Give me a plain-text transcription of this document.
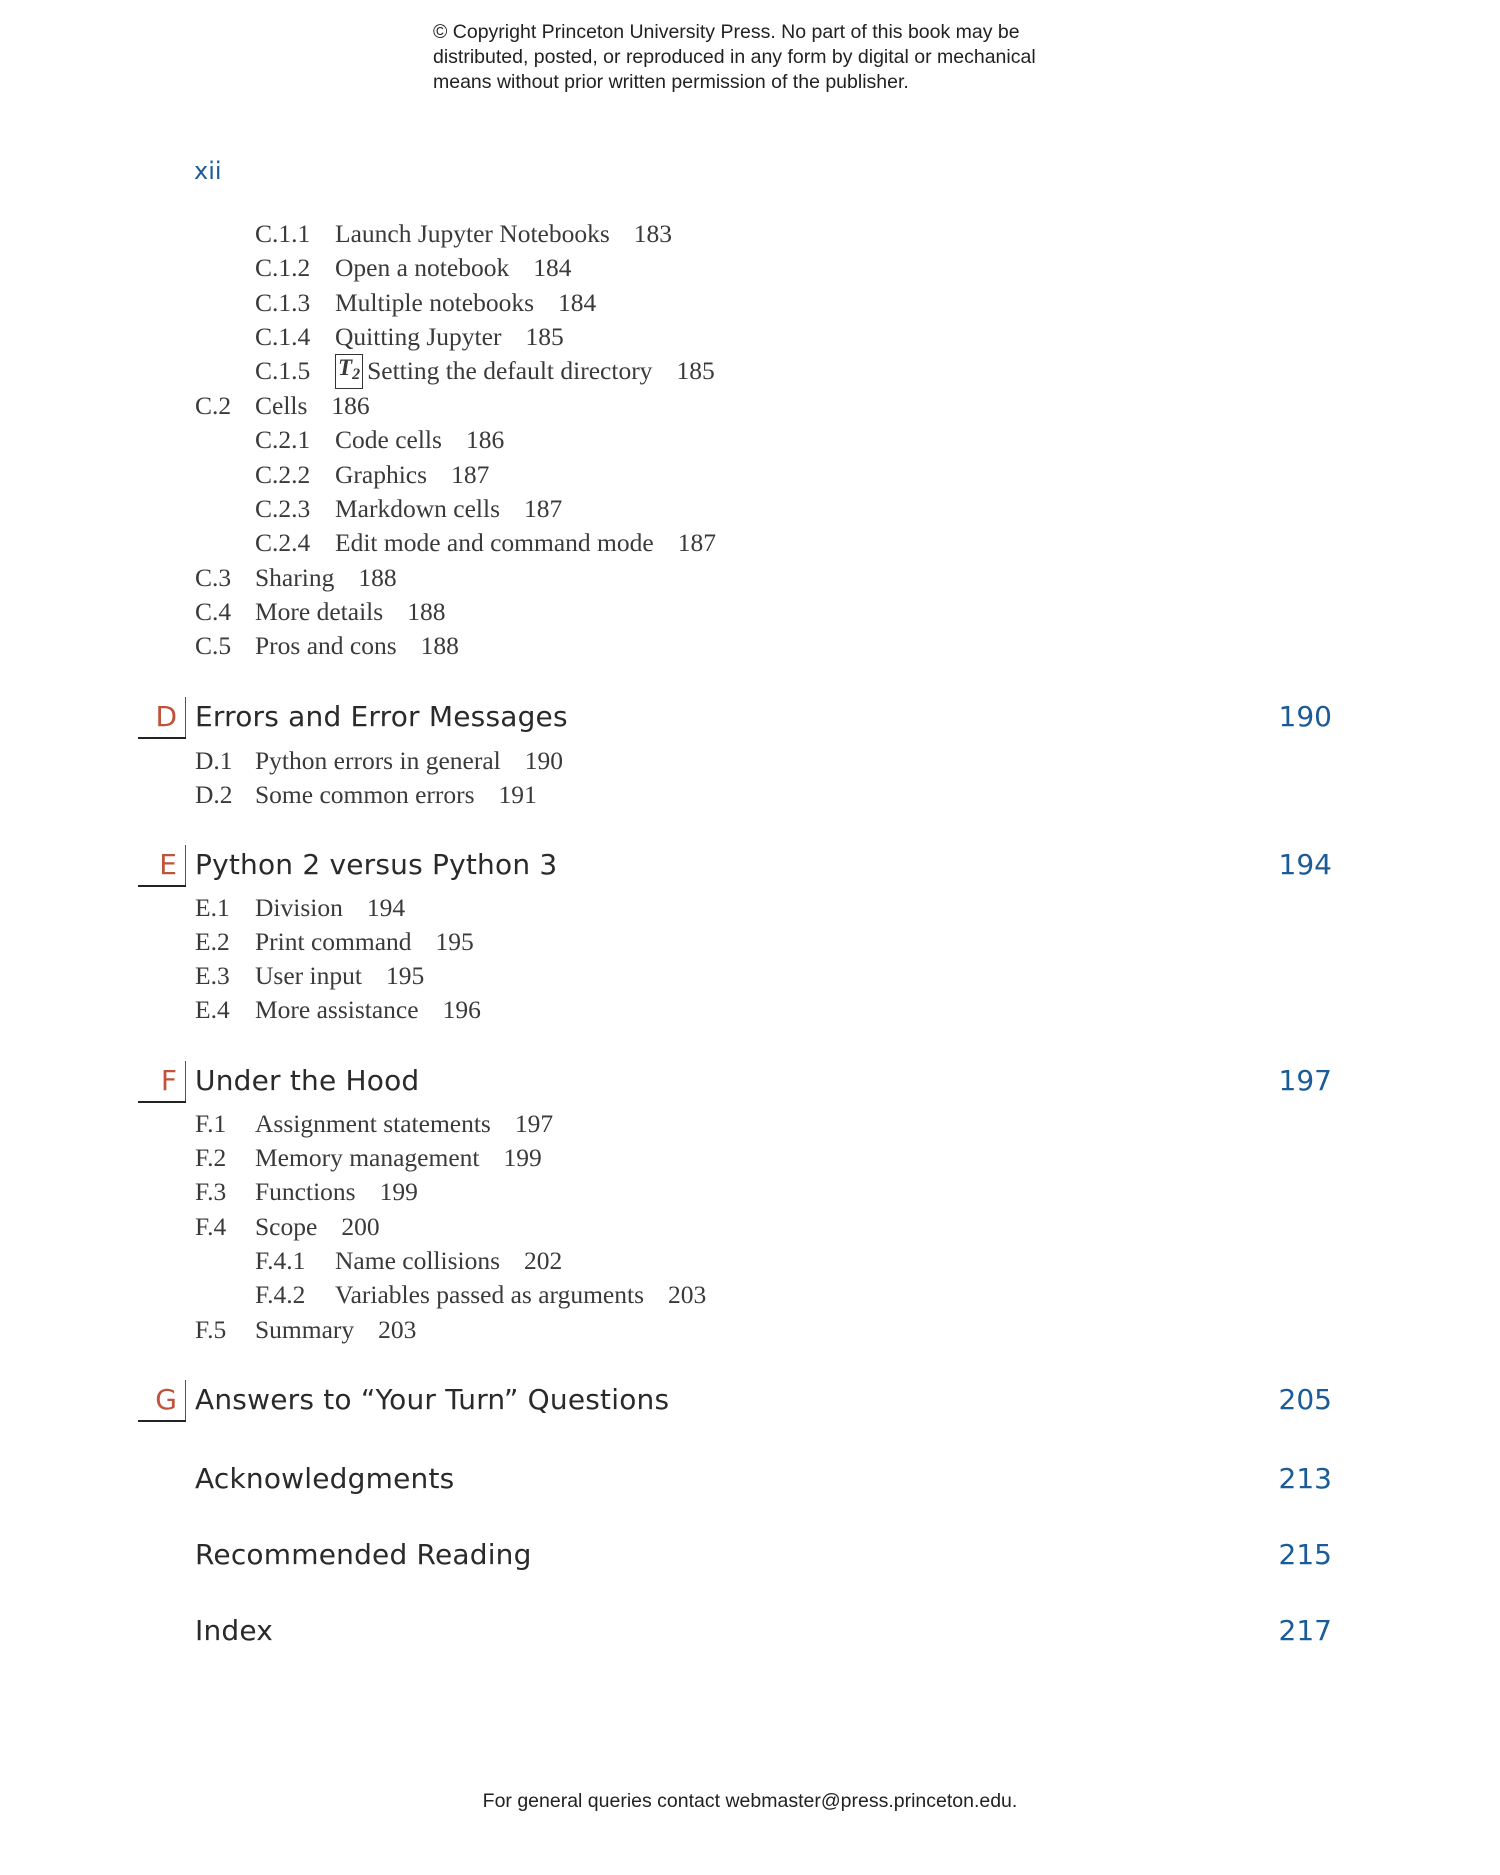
© Copyright Princeton University Press. No part of this book may be
distributed, posted, or reproduced in any form by digital or mechanical
means without prior written permission of the publisher.
xii
C.1.1 Launch Jupyter Notebooks 183
C.1.2 Open a notebook 184
C.1.3 Multiple notebooks 184
C.1.4 Quitting Jupyter 185
C.1.5 $T_2$ Setting the default directory 185
C.2 Cells 186
C.2.1 Code cells 186
C.2.2 Graphics 187
C.2.3 Markdown cells 187
C.2.4 Edit mode and command mode 187
C.3 Sharing 188
C.4 More details 188
C.5 Pros and cons 188
D Errors and Error Messages	190
D.1 Python errors in general 190
D.2 Some common errors 191
E Python 2 versus Python 3	194
E.1 Division 194
E.2 Print command 195
E.3 User input 195
E.4 More assistance 196
F Under the Hood	197
F.1 Assignment statements 197
F.2 Memory management 199
F.3 Functions 199
F.4 Scope 200
F.4.1 Name collisions 202
F.4.2 Variables passed as arguments 203
F.5 Summary 203
G Answers to “Your Turn” Questions	205
Acknowledgments	213
Recommended Reading	215
Index	217
For general queries contact webmaster@press.princeton.edu.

□ □ □ □ □ □ □

▶ Prompt
Examine the listing and say how many of its lines contain the string "this". Give the number alone.

▶ Answer
2